**Set problem**.
Quote, verbatim, all material below, without pictures.

**Source records**.
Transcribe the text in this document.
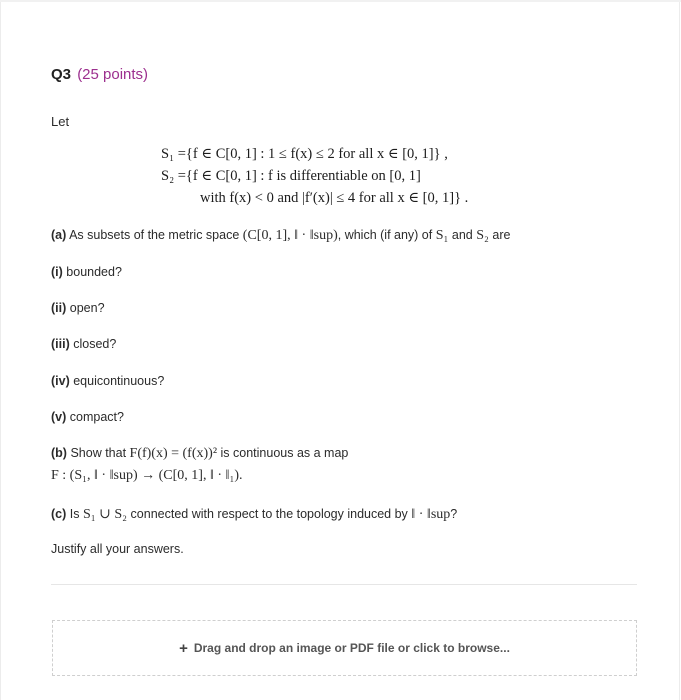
Q3 (25 points)
Let
S₁ ={f ∈ C[0, 1] : 1 ≤ f(x) ≤ 2 for all x ∈ [0, 1]} ,
S₂ ={f ∈ C[0, 1] : f is differentiable on [0, 1]
with f(x) < 0 and |f′(x)| ≤ 4 for all x ∈ [0, 1]} .
(a) As subsets of the metric space (C[0, 1], ‖ · ‖sup), which (if any) of S₁ and S₂ are
(i) bounded?
(ii) open?
(iii) closed?
(iv) equicontinuous?
(v) compact?
(b) Show that F(f)(x) = (f(x))² is continuous as a map
F : (S₁, ‖ · ‖sup) → (C[0, 1], ‖ · ‖₁).
(c) Is S₁ ∪ S₂ connected with respect to the topology induced by ‖ · ‖sup?
Justify all your answers.
+ Drag and drop an image or PDF file or click to browse...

**Written answer**.
Transcribe the text in this document.
Q3 (25 points)
Let
S₁ ={f ∈ C[0, 1] : 1 ≤ f(x) ≤ 2 for all x ∈ [0, 1]} ,
S₂ ={f ∈ C[0, 1] : f is differentiable on [0, 1]
with f(x) < 0 and |f′(x)| ≤ 4 for all x ∈ [0, 1]} .
(a) As subsets of the metric space (C[0, 1], ‖ · ‖sup), which (if any) of S₁ and S₂ are
(i) bounded?
(ii) open?
(iii) closed?
(iv) equicontinuous?
(v) compact?
(b) Show that F(f)(x) = (f(x))² is continuous as a map
F : (S₁, ‖ · ‖sup) → (C[0, 1], ‖ · ‖₁).
(c) Is S₁ ∪ S₂ connected with respect to the topology induced by ‖ · ‖sup?
Justify all your answers.
+ Drag and drop an image or PDF file or click to browse...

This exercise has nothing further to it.